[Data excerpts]
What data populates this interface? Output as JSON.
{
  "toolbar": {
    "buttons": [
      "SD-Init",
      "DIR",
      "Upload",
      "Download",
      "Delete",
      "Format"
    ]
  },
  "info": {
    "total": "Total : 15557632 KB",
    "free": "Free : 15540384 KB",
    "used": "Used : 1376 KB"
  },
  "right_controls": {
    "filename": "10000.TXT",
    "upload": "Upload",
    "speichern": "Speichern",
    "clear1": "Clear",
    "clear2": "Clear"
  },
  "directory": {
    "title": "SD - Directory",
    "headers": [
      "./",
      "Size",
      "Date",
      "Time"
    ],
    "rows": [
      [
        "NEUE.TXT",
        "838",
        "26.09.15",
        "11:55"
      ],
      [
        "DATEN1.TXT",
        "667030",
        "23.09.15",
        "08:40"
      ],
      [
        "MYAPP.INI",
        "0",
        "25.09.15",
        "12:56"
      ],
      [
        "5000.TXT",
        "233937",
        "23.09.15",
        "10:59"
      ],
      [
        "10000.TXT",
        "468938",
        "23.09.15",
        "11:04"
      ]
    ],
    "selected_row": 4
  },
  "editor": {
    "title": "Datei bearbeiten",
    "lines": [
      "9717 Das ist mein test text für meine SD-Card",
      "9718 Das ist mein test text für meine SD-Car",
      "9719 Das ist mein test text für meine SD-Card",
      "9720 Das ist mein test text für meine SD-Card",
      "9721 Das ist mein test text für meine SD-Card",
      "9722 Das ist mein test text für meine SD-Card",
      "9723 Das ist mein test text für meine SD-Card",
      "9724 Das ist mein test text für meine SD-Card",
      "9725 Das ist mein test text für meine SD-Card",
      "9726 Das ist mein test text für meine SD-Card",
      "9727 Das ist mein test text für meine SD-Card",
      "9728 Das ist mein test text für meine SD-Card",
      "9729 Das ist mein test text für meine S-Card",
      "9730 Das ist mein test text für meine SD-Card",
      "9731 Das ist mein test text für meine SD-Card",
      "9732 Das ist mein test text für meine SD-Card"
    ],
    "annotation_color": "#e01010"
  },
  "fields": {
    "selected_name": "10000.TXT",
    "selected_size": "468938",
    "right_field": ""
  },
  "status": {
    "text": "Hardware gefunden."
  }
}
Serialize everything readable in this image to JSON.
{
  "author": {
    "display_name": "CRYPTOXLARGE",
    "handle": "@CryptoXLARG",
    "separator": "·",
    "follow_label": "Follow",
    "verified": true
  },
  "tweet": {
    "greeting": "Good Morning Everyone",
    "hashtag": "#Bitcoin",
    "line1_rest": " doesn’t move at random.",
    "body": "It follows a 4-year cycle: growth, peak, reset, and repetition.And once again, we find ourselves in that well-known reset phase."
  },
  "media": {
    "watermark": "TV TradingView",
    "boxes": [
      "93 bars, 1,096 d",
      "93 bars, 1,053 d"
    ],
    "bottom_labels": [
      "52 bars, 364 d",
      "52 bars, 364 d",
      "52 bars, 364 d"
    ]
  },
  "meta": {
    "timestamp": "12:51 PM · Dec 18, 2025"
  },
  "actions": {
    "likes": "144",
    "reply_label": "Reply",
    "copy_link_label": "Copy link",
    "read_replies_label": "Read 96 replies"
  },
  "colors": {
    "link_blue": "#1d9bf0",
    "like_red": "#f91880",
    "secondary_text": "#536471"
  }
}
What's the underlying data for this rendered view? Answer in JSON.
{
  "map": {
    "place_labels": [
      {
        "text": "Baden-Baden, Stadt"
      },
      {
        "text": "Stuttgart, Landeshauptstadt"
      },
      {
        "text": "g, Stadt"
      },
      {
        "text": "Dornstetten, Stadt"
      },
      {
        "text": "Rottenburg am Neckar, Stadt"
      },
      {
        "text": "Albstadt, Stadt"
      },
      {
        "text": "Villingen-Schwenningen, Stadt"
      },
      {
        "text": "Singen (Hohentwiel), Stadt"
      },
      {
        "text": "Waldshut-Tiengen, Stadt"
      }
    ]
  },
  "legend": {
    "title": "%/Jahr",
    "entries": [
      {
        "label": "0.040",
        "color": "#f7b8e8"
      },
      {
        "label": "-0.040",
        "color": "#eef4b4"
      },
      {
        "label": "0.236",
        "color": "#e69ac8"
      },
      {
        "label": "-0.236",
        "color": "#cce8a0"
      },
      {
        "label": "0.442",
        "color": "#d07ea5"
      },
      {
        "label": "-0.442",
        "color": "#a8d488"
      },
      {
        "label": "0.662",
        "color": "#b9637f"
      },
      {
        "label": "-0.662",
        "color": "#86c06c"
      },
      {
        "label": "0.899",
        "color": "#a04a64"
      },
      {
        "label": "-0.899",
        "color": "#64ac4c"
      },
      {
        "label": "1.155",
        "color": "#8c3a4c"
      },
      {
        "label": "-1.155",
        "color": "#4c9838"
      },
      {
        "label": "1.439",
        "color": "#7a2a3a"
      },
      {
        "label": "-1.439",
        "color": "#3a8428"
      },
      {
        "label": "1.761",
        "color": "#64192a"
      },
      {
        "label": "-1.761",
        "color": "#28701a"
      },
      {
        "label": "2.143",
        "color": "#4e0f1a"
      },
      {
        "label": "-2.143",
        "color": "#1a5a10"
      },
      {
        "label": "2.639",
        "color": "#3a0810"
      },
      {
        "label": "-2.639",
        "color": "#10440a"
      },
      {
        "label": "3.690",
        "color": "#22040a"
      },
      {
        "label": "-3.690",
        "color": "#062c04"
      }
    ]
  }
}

What you should do
Without omitting anything, output the entries exactly.

Task solution
What data populates this interface? Output as JSON.
{
  "toolbar": {
    "buttons": [
      "SD-Init",
      "DIR",
      "Upload",
      "Download",
      "Delete",
      "Format"
    ]
  },
  "info": {
    "total": "Total : 15557632 KB",
    "free": "Free : 15540384 KB",
    "used": "Used : 1376 KB"
  },
  "right_controls": {
    "filename": "10000.TXT",
    "upload": "Upload",
    "speichern": "Speichern",
    "clear1": "Clear",
    "clear2": "Clear"
  },
  "directory": {
    "title": "SD - Directory",
    "headers": [
      "./",
      "Size",
      "Date",
      "Time"
    ],
    "rows": [
      [
        "NEUE.TXT",
        "838",
        "26.09.15",
        "11:55"
      ],
      [
        "DATEN1.TXT",
        "667030",
        "23.09.15",
        "08:40"
      ],
      [
        "MYAPP.INI",
        "0",
        "25.09.15",
        "12:56"
      ],
      [
        "5000.TXT",
        "233937",
        "23.09.15",
        "10:59"
      ],
      [
        "10000.TXT",
        "468938",
        "23.09.15",
        "11:04"
      ]
    ],
    "selected_row": 4
  },
  "editor": {
    "title": "Datei bearbeiten",
    "lines": [
      "9717 Das ist mein test text für meine SD-Card",
      "9718 Das ist mein test text für meine SD-Car",
      "9719 Das ist mein test text für meine SD-Card",
      "9720 Das ist mein test text für meine SD-Card",
      "9721 Das ist mein test text für meine SD-Card",
      "9722 Das ist mein test text für meine SD-Card",
      "9723 Das ist mein test text für meine SD-Card",
      "9724 Das ist mein test text für meine SD-Card",
      "9725 Das ist mein test text für meine SD-Card",
      "9726 Das ist mein test text für meine SD-Card",
      "9727 Das ist mein test text für meine SD-Card",
      "9728 Das ist mein test text für meine SD-Card",
      "9729 Das ist mein test text für meine S-Card",
      "9730 Das ist mein test text für meine SD-Card",
      "9731 Das ist mein test text für meine SD-Card",
      "9732 Das ist mein test text für meine SD-Card"
    ],
    "annotation_color": "#e01010"
  },
  "fields": {
    "selected_name": "10000.TXT",
    "selected_size": "468938",
    "right_field": ""
  },
  "status": {
    "text": "Hardware gefunden."
  }
}
Serialize everything readable in this image to JSON.
{
  "author": {
    "display_name": "CRYPTOXLARGE",
    "handle": "@CryptoXLARG",
    "separator": "·",
    "follow_label": "Follow",
    "verified": true
  },
  "tweet": {
    "greeting": "Good Morning Everyone",
    "hashtag": "#Bitcoin",
    "line1_rest": " doesn’t move at random.",
    "body": "It follows a 4-year cycle: growth, peak, reset, and repetition.And once again, we find ourselves in that well-known reset phase."
  },
  "media": {
    "watermark": "TV TradingView",
    "boxes": [
      "93 bars, 1,096 d",
      "93 bars, 1,053 d"
    ],
    "bottom_labels": [
      "52 bars, 364 d",
      "52 bars, 364 d",
      "52 bars, 364 d"
    ]
  },
  "meta": {
    "timestamp": "12:51 PM · Dec 18, 2025"
  },
  "actions": {
    "likes": "144",
    "reply_label": "Reply",
    "copy_link_label": "Copy link",
    "read_replies_label": "Read 96 replies"
  },
  "colors": {
    "link_blue": "#1d9bf0",
    "like_red": "#f91880",
    "secondary_text": "#536471"
  }
}
What's the underlying data for this rendered view? Answer in JSON.
{
  "map": {
    "place_labels": [
      {
        "text": "Baden-Baden, Stadt"
      },
      {
        "text": "Stuttgart, Landeshauptstadt"
      },
      {
        "text": "g, Stadt"
      },
      {
        "text": "Dornstetten, Stadt"
      },
      {
        "text": "Rottenburg am Neckar, Stadt"
      },
      {
        "text": "Albstadt, Stadt"
      },
      {
        "text": "Villingen-Schwenningen, Stadt"
      },
      {
        "text": "Singen (Hohentwiel), Stadt"
      },
      {
        "text": "Waldshut-Tiengen, Stadt"
      }
    ]
  },
  "legend": {
    "title": "%/Jahr",
    "entries": [
      {
        "label": "0.040",
        "color": "#f7b8e8"
      },
      {
        "label": "-0.040",
        "color": "#eef4b4"
      },
      {
        "label": "0.236",
        "color": "#e69ac8"
      },
      {
        "label": "-0.236",
        "color": "#cce8a0"
      },
      {
        "label": "0.442",
        "color": "#d07ea5"
      },
      {
        "label": "-0.442",
        "color": "#a8d488"
      },
      {
        "label": "0.662",
        "color": "#b9637f"
      },
      {
        "label": "-0.662",
        "color": "#86c06c"
      },
      {
        "label": "0.899",
        "color": "#a04a64"
      },
      {
        "label": "-0.899",
        "color": "#64ac4c"
      },
      {
        "label": "1.155",
        "color": "#8c3a4c"
      },
      {
        "label": "-1.155",
        "color": "#4c9838"
      },
      {
        "label": "1.439",
        "color": "#7a2a3a"
      },
      {
        "label": "-1.439",
        "color": "#3a8428"
      },
      {
        "label": "1.761",
        "color": "#64192a"
      },
      {
        "label": "-1.761",
        "color": "#28701a"
      },
      {
        "label": "2.143",
        "color": "#4e0f1a"
      },
      {
        "label": "-2.143",
        "color": "#1a5a10"
      },
      {
        "label": "2.639",
        "color": "#3a0810"
      },
      {
        "label": "-2.639",
        "color": "#10440a"
      },
      {
        "label": "3.690",
        "color": "#22040a"
      },
      {
        "label": "-3.690",
        "color": "#062c04"
      }
    ]
  }
}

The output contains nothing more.